[start]
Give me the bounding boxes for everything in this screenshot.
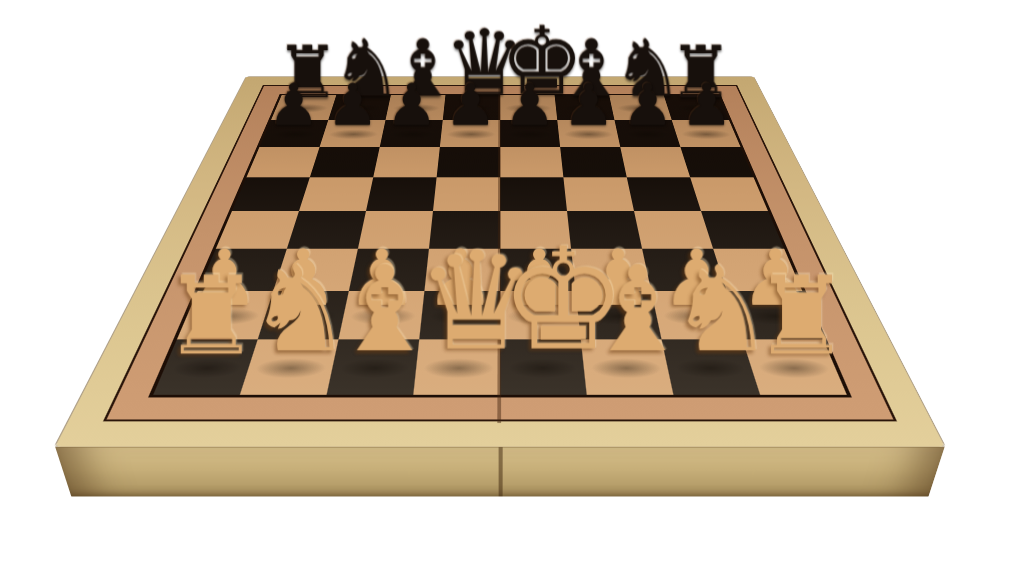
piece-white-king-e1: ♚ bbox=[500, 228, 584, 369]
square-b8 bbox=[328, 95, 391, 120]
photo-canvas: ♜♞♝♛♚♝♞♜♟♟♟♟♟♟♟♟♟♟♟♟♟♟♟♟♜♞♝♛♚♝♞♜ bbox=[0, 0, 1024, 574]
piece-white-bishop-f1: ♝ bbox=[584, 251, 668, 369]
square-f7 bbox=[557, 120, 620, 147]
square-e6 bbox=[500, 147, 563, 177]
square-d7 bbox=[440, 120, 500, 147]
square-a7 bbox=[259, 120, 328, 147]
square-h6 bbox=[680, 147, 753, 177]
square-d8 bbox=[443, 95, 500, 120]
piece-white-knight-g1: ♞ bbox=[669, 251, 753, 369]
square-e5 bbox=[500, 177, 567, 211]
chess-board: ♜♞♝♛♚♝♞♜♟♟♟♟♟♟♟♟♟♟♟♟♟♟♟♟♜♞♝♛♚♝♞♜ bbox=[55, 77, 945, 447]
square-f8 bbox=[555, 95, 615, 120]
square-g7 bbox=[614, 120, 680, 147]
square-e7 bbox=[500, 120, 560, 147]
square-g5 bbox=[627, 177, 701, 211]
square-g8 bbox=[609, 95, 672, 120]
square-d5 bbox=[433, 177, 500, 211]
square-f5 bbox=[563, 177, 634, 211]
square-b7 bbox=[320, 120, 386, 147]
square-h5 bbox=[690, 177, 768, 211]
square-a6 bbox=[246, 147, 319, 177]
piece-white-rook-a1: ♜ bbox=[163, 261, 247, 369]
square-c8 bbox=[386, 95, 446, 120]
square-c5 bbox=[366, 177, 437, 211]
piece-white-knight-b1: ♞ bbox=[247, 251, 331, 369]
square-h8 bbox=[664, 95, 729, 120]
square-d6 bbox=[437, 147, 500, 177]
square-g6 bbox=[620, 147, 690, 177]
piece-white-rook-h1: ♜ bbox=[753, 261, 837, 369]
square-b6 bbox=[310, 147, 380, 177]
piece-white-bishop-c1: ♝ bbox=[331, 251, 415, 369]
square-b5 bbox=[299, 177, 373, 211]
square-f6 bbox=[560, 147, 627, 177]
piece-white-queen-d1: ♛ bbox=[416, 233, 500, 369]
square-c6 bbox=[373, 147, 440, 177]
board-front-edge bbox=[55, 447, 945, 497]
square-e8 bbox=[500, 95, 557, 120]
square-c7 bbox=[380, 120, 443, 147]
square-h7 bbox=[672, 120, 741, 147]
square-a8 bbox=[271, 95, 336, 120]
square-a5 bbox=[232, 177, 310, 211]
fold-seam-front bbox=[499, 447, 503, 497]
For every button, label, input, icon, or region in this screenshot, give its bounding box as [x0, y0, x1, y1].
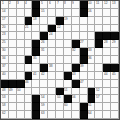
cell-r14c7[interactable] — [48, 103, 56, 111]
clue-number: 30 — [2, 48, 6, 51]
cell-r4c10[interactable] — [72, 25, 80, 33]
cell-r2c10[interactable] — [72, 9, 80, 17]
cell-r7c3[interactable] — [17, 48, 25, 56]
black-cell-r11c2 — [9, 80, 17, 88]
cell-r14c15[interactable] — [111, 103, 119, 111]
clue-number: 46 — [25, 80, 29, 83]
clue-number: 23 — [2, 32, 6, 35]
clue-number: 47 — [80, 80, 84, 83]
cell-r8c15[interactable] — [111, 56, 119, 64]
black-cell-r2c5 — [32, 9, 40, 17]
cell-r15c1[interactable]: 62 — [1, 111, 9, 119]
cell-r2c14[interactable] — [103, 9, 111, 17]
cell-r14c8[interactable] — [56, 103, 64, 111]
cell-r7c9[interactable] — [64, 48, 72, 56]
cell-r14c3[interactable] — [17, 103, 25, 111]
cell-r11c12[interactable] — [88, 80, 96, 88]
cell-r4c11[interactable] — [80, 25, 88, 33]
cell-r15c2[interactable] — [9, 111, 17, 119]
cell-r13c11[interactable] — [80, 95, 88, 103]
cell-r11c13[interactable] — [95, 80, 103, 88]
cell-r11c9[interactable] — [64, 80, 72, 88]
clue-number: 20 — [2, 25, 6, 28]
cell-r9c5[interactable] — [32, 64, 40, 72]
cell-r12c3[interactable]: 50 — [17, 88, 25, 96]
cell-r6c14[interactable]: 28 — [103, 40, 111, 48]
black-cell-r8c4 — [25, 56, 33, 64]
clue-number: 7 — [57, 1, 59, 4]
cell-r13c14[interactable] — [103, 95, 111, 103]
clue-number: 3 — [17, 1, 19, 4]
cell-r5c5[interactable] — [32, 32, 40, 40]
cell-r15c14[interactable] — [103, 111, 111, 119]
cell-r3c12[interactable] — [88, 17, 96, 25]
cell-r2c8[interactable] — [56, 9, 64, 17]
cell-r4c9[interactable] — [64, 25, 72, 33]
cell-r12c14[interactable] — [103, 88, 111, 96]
[end]
* Instructions to follow
Reproduce the items from the line with "cell-r14c7[interactable] — [48, 103, 56, 111]" to the line with "cell-r11c13[interactable] — [95, 80, 103, 88]", substituting "clue-index" for every "clue-number" and leaving everything else unchanged.

* Solution to this exercise
cell-r14c7[interactable] — [48, 103, 56, 111]
clue-index: 30 — [2, 48, 6, 51]
cell-r4c10[interactable] — [72, 25, 80, 33]
cell-r2c10[interactable] — [72, 9, 80, 17]
cell-r7c3[interactable] — [17, 48, 25, 56]
black-cell-r11c2 — [9, 80, 17, 88]
cell-r14c15[interactable] — [111, 103, 119, 111]
clue-index: 46 — [25, 80, 29, 83]
clue-index: 23 — [2, 32, 6, 35]
clue-index: 47 — [80, 80, 84, 83]
cell-r8c15[interactable] — [111, 56, 119, 64]
black-cell-r2c5 — [32, 9, 40, 17]
cell-r15c1[interactable]: 62 — [1, 111, 9, 119]
cell-r2c14[interactable] — [103, 9, 111, 17]
cell-r14c8[interactable] — [56, 103, 64, 111]
cell-r7c9[interactable] — [64, 48, 72, 56]
cell-r14c3[interactable] — [17, 103, 25, 111]
cell-r11c12[interactable] — [88, 80, 96, 88]
cell-r4c11[interactable] — [80, 25, 88, 33]
cell-r15c2[interactable] — [9, 111, 17, 119]
cell-r13c11[interactable] — [80, 95, 88, 103]
cell-r11c13[interactable] — [95, 80, 103, 88]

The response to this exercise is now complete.